### [Entries]
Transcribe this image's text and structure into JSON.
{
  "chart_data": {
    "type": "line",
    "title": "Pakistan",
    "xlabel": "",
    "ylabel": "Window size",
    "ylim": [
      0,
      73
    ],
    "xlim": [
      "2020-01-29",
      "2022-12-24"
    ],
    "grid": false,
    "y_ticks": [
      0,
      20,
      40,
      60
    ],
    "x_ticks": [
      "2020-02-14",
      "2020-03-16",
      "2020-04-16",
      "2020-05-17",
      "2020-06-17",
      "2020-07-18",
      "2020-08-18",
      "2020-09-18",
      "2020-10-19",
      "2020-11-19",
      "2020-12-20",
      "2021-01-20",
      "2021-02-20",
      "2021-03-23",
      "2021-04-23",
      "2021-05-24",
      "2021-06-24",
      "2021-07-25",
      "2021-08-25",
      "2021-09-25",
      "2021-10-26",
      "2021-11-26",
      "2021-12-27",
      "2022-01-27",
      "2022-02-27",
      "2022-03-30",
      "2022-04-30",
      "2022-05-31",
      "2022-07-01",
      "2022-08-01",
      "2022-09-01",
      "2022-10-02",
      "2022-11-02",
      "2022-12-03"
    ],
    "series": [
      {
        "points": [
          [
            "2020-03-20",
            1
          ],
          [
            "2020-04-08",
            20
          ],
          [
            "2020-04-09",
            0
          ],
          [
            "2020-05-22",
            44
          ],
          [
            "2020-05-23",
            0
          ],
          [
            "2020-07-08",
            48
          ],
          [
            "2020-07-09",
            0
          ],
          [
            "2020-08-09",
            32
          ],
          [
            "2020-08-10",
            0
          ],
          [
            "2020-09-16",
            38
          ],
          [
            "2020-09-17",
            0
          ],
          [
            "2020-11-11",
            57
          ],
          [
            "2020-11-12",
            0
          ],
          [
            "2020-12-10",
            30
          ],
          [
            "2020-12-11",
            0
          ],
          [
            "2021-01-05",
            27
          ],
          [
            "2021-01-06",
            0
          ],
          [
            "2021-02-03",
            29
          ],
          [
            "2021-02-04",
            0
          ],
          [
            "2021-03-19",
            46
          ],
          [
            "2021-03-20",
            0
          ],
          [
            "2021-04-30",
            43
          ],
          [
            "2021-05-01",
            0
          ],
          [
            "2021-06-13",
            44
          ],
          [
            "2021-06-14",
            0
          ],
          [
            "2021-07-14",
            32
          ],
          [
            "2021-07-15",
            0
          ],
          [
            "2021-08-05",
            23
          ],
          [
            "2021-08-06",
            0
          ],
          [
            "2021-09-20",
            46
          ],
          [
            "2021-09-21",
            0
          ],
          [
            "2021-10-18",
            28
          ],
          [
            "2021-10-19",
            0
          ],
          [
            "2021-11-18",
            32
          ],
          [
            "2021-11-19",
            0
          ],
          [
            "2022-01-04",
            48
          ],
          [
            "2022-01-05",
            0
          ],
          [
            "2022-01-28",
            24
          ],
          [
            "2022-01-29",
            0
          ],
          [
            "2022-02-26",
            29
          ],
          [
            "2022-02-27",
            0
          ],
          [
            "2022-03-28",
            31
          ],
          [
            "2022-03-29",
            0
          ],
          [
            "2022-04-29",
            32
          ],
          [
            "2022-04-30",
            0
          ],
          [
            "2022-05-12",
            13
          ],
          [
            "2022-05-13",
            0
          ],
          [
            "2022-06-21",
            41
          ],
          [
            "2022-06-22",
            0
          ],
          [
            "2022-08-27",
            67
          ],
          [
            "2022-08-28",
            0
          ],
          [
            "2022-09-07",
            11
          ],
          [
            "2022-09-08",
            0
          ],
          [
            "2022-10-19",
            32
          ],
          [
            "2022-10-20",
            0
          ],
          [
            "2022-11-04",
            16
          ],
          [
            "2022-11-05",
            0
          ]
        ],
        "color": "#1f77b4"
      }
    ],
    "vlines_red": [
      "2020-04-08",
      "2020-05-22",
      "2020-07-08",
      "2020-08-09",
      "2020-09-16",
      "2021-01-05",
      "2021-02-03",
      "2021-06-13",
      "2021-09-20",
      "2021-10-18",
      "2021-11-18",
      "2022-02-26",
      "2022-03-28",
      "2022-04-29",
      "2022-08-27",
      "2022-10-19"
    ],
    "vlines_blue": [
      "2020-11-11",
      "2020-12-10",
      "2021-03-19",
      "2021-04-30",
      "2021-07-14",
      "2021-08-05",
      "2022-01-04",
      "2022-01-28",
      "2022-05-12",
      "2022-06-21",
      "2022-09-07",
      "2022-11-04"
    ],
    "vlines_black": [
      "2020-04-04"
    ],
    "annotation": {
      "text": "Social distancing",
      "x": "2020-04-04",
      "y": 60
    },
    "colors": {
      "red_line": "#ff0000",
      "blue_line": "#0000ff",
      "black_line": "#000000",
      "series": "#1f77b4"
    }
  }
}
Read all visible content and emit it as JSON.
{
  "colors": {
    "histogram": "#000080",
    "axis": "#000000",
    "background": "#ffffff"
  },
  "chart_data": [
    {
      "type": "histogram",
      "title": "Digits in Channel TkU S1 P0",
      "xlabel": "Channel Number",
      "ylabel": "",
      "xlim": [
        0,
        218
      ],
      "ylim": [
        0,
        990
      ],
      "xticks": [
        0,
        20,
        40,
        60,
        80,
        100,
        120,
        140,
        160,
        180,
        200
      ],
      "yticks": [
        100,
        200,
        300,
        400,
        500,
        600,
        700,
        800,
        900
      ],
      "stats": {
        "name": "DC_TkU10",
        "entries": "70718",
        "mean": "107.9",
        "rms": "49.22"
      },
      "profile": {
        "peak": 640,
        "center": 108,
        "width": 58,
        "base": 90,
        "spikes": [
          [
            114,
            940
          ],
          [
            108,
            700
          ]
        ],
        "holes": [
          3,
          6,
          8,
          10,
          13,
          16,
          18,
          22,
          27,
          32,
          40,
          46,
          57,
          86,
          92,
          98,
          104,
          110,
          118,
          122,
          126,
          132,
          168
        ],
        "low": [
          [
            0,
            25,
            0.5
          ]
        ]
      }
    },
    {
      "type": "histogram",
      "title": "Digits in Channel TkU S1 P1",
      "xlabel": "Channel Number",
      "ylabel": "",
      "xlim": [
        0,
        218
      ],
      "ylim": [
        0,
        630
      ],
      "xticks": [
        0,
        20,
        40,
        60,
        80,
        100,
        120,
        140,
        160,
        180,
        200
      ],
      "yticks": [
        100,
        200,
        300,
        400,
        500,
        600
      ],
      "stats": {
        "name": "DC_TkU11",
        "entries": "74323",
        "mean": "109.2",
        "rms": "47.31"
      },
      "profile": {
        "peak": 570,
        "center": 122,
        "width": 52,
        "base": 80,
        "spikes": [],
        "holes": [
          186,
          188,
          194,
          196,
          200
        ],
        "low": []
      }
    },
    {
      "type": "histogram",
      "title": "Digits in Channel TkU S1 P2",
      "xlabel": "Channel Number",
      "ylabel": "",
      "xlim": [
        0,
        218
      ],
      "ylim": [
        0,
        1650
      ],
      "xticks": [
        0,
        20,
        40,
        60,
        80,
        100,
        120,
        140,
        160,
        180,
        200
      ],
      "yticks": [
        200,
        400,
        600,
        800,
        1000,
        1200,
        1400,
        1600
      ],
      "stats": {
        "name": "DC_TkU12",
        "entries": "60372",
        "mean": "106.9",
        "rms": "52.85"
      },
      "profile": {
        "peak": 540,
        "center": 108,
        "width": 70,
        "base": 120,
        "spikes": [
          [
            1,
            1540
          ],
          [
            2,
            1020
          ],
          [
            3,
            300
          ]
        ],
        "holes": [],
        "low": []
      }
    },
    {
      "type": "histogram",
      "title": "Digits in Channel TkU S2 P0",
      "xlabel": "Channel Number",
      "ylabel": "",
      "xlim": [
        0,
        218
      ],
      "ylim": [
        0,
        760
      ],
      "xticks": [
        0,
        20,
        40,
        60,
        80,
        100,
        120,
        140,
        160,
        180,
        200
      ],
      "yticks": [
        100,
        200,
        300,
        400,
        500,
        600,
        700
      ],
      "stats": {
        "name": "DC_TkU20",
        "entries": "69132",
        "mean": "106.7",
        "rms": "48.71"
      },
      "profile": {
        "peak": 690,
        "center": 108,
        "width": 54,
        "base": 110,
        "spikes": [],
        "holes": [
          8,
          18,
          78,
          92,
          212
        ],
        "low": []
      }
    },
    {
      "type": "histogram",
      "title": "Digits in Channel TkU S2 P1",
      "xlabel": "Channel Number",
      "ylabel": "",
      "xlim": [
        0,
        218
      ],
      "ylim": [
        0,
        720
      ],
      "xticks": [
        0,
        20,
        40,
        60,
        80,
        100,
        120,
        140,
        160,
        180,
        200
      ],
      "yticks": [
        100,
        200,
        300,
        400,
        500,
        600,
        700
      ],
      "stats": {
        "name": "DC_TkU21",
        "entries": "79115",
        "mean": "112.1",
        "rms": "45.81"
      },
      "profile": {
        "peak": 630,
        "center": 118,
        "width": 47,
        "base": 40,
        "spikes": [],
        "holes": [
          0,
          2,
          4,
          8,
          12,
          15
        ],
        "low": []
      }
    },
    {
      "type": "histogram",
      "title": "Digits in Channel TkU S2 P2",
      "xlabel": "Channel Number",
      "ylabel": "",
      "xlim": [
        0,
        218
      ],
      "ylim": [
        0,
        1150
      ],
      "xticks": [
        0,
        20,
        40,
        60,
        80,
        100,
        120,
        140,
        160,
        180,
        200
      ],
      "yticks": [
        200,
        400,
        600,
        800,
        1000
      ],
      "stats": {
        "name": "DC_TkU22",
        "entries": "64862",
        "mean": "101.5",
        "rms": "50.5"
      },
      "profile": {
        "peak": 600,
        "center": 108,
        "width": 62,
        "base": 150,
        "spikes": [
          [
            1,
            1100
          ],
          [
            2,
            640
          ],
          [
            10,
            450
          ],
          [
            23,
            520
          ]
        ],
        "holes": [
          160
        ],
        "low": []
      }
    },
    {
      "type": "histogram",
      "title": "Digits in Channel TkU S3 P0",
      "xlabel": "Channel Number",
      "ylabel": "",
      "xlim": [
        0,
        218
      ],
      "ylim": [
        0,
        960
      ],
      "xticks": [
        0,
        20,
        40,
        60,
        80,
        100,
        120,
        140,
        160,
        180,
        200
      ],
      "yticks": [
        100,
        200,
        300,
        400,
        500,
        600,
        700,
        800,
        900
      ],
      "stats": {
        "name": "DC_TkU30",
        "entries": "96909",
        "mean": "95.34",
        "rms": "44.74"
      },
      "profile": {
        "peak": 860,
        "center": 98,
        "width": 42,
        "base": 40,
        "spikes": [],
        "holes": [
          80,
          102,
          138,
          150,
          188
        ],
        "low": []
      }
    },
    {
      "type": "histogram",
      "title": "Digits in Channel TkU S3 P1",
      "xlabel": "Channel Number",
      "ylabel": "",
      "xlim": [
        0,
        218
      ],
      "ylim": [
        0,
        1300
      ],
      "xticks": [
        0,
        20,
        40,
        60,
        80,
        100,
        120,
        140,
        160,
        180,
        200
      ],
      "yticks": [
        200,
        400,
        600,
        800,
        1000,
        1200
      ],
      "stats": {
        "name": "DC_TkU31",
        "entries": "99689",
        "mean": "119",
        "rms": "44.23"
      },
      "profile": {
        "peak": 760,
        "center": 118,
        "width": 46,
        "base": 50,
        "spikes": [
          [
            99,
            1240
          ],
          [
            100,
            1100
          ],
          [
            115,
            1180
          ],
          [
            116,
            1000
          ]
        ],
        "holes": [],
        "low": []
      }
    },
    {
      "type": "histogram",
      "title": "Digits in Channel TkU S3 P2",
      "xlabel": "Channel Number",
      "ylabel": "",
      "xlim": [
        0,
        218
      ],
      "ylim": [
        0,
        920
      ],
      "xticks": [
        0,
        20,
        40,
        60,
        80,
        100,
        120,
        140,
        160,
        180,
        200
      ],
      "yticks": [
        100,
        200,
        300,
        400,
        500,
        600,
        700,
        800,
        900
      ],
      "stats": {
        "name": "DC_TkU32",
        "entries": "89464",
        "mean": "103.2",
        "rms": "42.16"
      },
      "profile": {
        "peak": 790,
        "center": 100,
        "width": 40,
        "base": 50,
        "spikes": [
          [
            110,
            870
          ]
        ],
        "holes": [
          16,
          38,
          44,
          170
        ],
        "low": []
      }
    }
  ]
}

### [The request]
Scan the material above for the word "text". Copy each line where it occurs.

### [Answer in full]
Transcribe this image's text and structure into JSON.
      "text": "Social distancing",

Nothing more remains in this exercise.